**Objective:** Extract every entry word for word.

**Material for this task:**

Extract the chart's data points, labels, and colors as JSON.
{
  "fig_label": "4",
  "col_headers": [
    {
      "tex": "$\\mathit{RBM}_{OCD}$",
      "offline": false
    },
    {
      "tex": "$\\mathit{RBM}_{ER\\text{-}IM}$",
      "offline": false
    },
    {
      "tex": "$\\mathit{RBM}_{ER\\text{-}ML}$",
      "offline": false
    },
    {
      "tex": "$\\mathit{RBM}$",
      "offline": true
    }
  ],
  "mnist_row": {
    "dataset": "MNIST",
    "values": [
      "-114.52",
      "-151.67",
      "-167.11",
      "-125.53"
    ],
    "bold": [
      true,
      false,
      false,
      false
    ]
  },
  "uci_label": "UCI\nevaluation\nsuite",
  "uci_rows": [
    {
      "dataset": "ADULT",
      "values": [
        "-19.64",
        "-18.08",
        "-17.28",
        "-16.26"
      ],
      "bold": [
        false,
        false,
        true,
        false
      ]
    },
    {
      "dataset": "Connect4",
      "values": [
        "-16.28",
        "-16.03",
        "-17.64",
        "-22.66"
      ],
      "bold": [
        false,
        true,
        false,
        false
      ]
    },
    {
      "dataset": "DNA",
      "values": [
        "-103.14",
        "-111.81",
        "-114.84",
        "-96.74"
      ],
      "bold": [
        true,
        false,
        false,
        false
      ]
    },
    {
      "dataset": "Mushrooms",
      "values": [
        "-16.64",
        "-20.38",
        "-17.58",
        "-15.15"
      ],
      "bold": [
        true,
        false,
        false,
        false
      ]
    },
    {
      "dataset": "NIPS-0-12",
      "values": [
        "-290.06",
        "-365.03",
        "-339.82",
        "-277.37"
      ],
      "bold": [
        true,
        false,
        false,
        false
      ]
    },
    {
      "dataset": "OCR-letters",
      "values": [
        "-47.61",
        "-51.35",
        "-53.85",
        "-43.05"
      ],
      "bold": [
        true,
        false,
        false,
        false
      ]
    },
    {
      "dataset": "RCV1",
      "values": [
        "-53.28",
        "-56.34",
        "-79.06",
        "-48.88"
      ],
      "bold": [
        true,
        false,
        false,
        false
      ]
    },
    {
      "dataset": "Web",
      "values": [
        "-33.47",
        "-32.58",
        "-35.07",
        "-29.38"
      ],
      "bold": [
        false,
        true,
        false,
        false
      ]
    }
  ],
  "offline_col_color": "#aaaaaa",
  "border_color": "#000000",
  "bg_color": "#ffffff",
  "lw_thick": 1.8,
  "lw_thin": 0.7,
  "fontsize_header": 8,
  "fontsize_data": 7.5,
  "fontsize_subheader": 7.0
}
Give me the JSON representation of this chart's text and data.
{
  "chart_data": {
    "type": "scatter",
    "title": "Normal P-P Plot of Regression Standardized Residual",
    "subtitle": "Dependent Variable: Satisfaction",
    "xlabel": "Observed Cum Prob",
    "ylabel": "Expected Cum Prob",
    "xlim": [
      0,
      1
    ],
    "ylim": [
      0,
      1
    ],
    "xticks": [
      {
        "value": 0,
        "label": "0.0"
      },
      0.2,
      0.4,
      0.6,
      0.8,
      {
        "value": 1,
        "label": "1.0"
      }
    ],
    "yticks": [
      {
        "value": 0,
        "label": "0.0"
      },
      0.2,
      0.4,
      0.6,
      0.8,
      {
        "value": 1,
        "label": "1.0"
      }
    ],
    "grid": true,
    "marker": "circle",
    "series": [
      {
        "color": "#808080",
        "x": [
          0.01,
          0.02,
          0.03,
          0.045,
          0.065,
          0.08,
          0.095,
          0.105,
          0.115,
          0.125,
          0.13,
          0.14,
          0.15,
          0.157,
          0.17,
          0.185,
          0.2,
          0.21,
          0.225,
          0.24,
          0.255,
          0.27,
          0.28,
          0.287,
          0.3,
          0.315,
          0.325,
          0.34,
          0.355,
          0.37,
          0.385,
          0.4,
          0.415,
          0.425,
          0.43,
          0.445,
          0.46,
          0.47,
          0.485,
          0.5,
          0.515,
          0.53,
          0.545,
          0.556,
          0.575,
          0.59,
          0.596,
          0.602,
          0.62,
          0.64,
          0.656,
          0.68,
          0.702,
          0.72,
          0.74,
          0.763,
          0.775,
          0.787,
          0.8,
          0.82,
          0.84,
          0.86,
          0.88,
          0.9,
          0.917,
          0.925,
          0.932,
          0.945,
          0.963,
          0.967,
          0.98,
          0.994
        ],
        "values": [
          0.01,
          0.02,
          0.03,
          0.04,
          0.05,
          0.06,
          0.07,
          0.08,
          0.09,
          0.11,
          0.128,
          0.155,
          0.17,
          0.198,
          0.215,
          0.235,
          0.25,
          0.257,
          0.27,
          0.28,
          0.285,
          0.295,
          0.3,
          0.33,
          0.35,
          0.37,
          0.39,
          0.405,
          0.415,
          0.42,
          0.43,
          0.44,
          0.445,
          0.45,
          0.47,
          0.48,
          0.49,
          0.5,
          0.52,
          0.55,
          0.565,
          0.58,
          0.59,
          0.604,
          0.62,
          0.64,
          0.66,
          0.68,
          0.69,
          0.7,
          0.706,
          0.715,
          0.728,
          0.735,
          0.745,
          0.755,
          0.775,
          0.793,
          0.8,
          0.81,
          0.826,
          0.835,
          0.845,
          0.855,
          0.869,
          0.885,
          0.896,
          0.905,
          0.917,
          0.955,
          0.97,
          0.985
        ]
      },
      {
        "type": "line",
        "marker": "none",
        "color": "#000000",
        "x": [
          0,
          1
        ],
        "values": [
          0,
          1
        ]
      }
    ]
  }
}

**Written response:**
Extract the chart's data points, labels, and colors as JSON.
{
  "fig_label": "4",
  "col_headers": [
    {
      "tex": "$\\mathit{RBM}_{OCD}$",
      "offline": false
    },
    {
      "tex": "$\\mathit{RBM}_{ER\\text{-}IM}$",
      "offline": false
    },
    {
      "tex": "$\\mathit{RBM}_{ER\\text{-}ML}$",
      "offline": false
    },
    {
      "tex": "$\\mathit{RBM}$",
      "offline": true
    }
  ],
  "mnist_row": {
    "dataset": "MNIST",
    "values": [
      "-114.52",
      "-151.67",
      "-167.11",
      "-125.53"
    ],
    "bold": [
      true,
      false,
      false,
      false
    ]
  },
  "uci_label": "UCI\nevaluation\nsuite",
  "uci_rows": [
    {
      "dataset": "ADULT",
      "values": [
        "-19.64",
        "-18.08",
        "-17.28",
        "-16.26"
      ],
      "bold": [
        false,
        false,
        true,
        false
      ]
    },
    {
      "dataset": "Connect4",
      "values": [
        "-16.28",
        "-16.03",
        "-17.64",
        "-22.66"
      ],
      "bold": [
        false,
        true,
        false,
        false
      ]
    },
    {
      "dataset": "DNA",
      "values": [
        "-103.14",
        "-111.81",
        "-114.84",
        "-96.74"
      ],
      "bold": [
        true,
        false,
        false,
        false
      ]
    },
    {
      "dataset": "Mushrooms",
      "values": [
        "-16.64",
        "-20.38",
        "-17.58",
        "-15.15"
      ],
      "bold": [
        true,
        false,
        false,
        false
      ]
    },
    {
      "dataset": "NIPS-0-12",
      "values": [
        "-290.06",
        "-365.03",
        "-339.82",
        "-277.37"
      ],
      "bold": [
        true,
        false,
        false,
        false
      ]
    },
    {
      "dataset": "OCR-letters",
      "values": [
        "-47.61",
        "-51.35",
        "-53.85",
        "-43.05"
      ],
      "bold": [
        true,
        false,
        false,
        false
      ]
    },
    {
      "dataset": "RCV1",
      "values": [
        "-53.28",
        "-56.34",
        "-79.06",
        "-48.88"
      ],
      "bold": [
        true,
        false,
        false,
        false
      ]
    },
    {
      "dataset": "Web",
      "values": [
        "-33.47",
        "-32.58",
        "-35.07",
        "-29.38"
      ],
      "bold": [
        false,
        true,
        false,
        false
      ]
    }
  ],
  "offline_col_color": "#aaaaaa",
  "border_color": "#000000",
  "bg_color": "#ffffff",
  "lw_thick": 1.8,
  "lw_thin": 0.7,
  "fontsize_header": 8,
  "fontsize_data": 7.5,
  "fontsize_subheader": 7.0
}
Give me the JSON representation of this chart's text and data.
{
  "chart_data": {
    "type": "scatter",
    "title": "Normal P-P Plot of Regression Standardized Residual",
    "subtitle": "Dependent Variable: Satisfaction",
    "xlabel": "Observed Cum Prob",
    "ylabel": "Expected Cum Prob",
    "xlim": [
      0,
      1
    ],
    "ylim": [
      0,
      1
    ],
    "xticks": [
      {
        "value": 0,
        "label": "0.0"
      },
      0.2,
      0.4,
      0.6,
      0.8,
      {
        "value": 1,
        "label": "1.0"
      }
    ],
    "yticks": [
      {
        "value": 0,
        "label": "0.0"
      },
      0.2,
      0.4,
      0.6,
      0.8,
      {
        "value": 1,
        "label": "1.0"
      }
    ],
    "grid": true,
    "marker": "circle",
    "series": [
      {
        "color": "#808080",
        "x": [
          0.01,
          0.02,
          0.03,
          0.045,
          0.065,
          0.08,
          0.095,
          0.105,
          0.115,
          0.125,
          0.13,
          0.14,
          0.15,
          0.157,
          0.17,
          0.185,
          0.2,
          0.21,
          0.225,
          0.24,
          0.255,
          0.27,
          0.28,
          0.287,
          0.3,
          0.315,
          0.325,
          0.34,
          0.355,
          0.37,
          0.385,
          0.4,
          0.415,
          0.425,
          0.43,
          0.445,
          0.46,
          0.47,
          0.485,
          0.5,
          0.515,
          0.53,
          0.545,
          0.556,
          0.575,
          0.59,
          0.596,
          0.602,
          0.62,
          0.64,
          0.656,
          0.68,
          0.702,
          0.72,
          0.74,
          0.763,
          0.775,
          0.787,
          0.8,
          0.82,
          0.84,
          0.86,
          0.88,
          0.9,
          0.917,
          0.925,
          0.932,
          0.945,
          0.963,
          0.967,
          0.98,
          0.994
        ],
        "values": [
          0.01,
          0.02,
          0.03,
          0.04,
          0.05,
          0.06,
          0.07,
          0.08,
          0.09,
          0.11,
          0.128,
          0.155,
          0.17,
          0.198,
          0.215,
          0.235,
          0.25,
          0.257,
          0.27,
          0.28,
          0.285,
          0.295,
          0.3,
          0.33,
          0.35,
          0.37,
          0.39,
          0.405,
          0.415,
          0.42,
          0.43,
          0.44,
          0.445,
          0.45,
          0.47,
          0.48,
          0.49,
          0.5,
          0.52,
          0.55,
          0.565,
          0.58,
          0.59,
          0.604,
          0.62,
          0.64,
          0.66,
          0.68,
          0.69,
          0.7,
          0.706,
          0.715,
          0.728,
          0.735,
          0.745,
          0.755,
          0.775,
          0.793,
          0.8,
          0.81,
          0.826,
          0.835,
          0.845,
          0.855,
          0.869,
          0.885,
          0.896,
          0.905,
          0.917,
          0.955,
          0.97,
          0.985
        ]
      },
      {
        "type": "line",
        "marker": "none",
        "color": "#000000",
        "x": [
          0,
          1
        ],
        "values": [
          0,
          1
        ]
      }
    ]
  }
}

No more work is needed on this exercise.